> **STATED EXERCISE**
In the records, revise everything from the line containing "y-tick-label: 0.5 [192,932,307,1016]" down to the line containing "series-layer [335,123,2187,1291]" by changing "legend-label" to "legend-text". Return only those lines, with nothing else altered.

> **DATA FOR PROCESSING**
— begin —

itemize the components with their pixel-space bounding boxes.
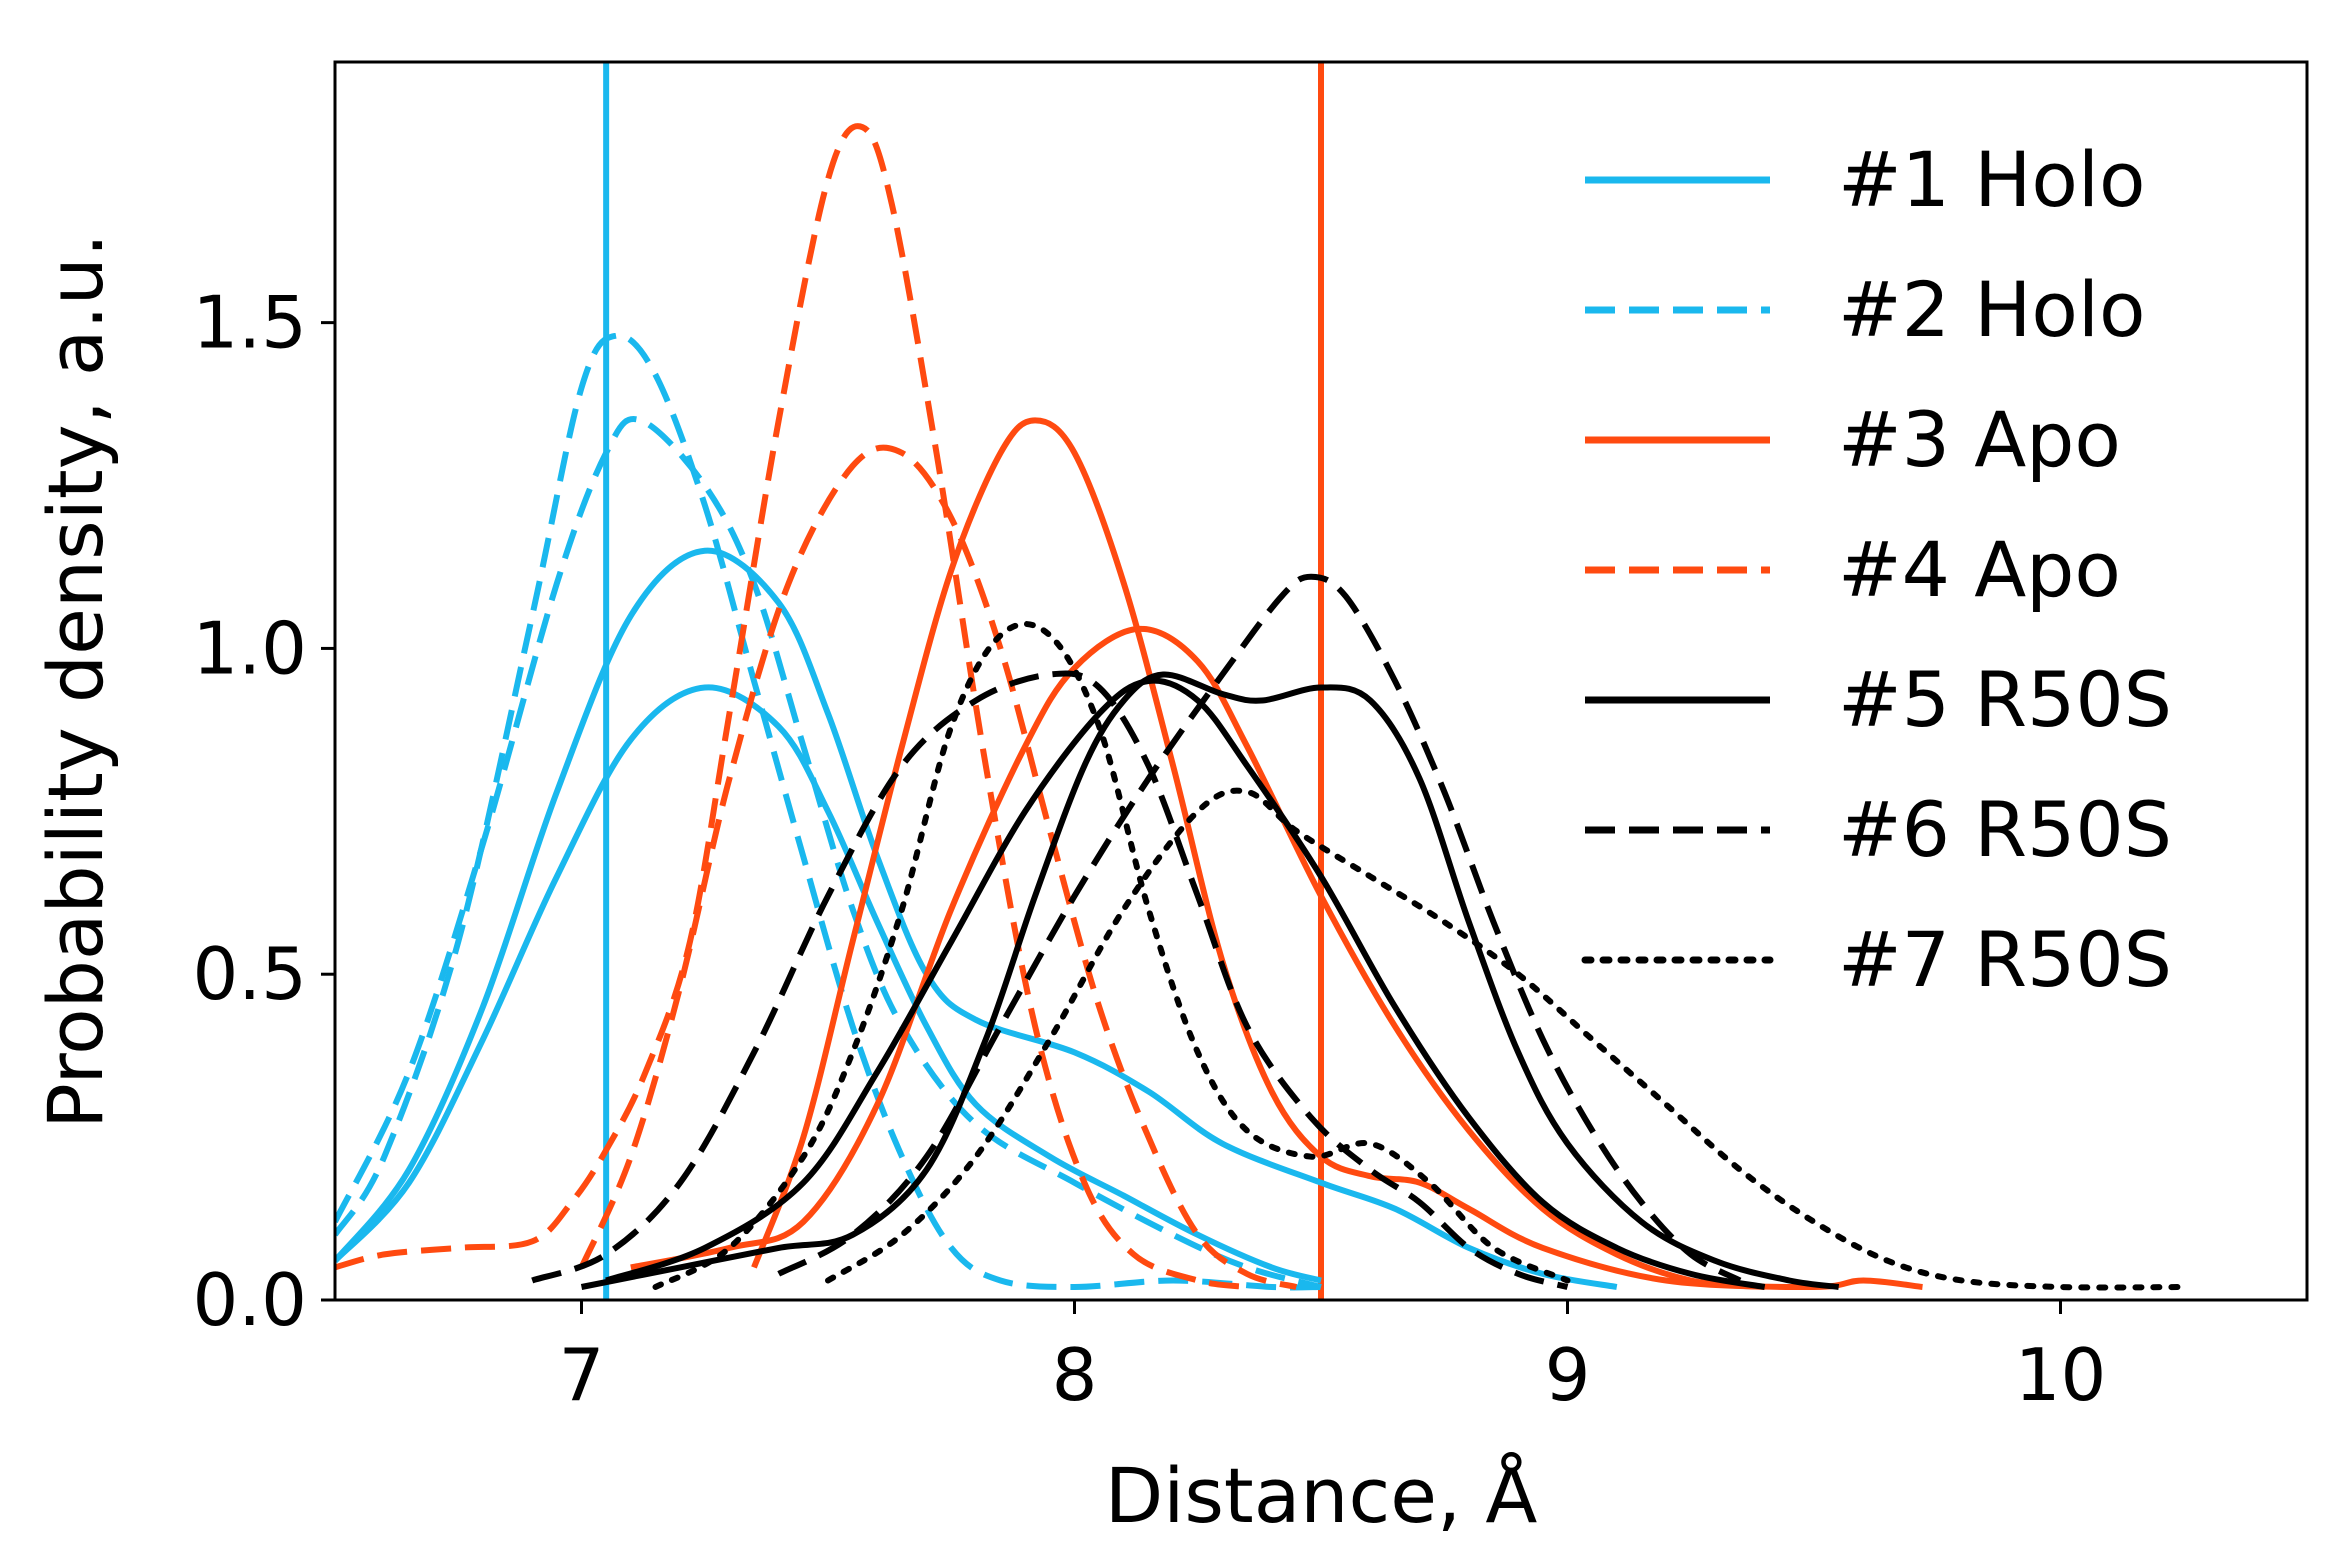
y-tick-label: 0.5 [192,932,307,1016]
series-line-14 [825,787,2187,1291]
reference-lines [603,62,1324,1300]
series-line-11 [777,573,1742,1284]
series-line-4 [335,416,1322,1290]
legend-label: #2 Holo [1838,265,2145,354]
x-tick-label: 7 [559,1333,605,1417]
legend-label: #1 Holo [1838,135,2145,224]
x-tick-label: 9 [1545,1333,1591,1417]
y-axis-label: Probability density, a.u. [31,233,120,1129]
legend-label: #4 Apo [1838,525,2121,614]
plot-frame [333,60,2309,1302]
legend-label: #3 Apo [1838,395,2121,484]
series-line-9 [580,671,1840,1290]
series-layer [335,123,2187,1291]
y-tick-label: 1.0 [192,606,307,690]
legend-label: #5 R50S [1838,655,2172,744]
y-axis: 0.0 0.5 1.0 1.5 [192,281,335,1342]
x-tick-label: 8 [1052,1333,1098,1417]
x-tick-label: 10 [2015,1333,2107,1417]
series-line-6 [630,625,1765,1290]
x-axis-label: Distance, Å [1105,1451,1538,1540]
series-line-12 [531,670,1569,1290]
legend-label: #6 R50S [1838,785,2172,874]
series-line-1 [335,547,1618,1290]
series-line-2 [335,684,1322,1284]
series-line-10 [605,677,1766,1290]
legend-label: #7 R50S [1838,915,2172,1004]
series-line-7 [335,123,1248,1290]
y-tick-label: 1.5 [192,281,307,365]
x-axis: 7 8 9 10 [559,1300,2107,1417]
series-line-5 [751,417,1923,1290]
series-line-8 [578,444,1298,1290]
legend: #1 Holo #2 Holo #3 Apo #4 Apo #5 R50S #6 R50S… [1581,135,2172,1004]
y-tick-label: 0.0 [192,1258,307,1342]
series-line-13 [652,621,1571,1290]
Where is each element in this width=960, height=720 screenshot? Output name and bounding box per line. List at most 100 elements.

— end —

> **RESPONSE FOR THIS EXERCISE**
y-tick-label: 0.5 [192,932,307,1016]
series-line-14 [825,787,2187,1291]
reference-lines [603,62,1324,1300]
series-line-11 [777,573,1742,1284]
series-line-4 [335,416,1322,1290]
legend-text: #2 Holo [1838,265,2145,354]
x-tick-label: 7 [559,1333,605,1417]
legend-text: #1 Holo [1838,135,2145,224]
x-tick-label: 9 [1545,1333,1591,1417]
y-axis-label: Probability density, a.u. [31,233,120,1129]
legend-text: #4 Apo [1838,525,2121,614]
plot-frame [333,60,2309,1302]
legend-text: #3 Apo [1838,395,2121,484]
series-line-9 [580,671,1840,1290]
series-layer [335,123,2187,1291]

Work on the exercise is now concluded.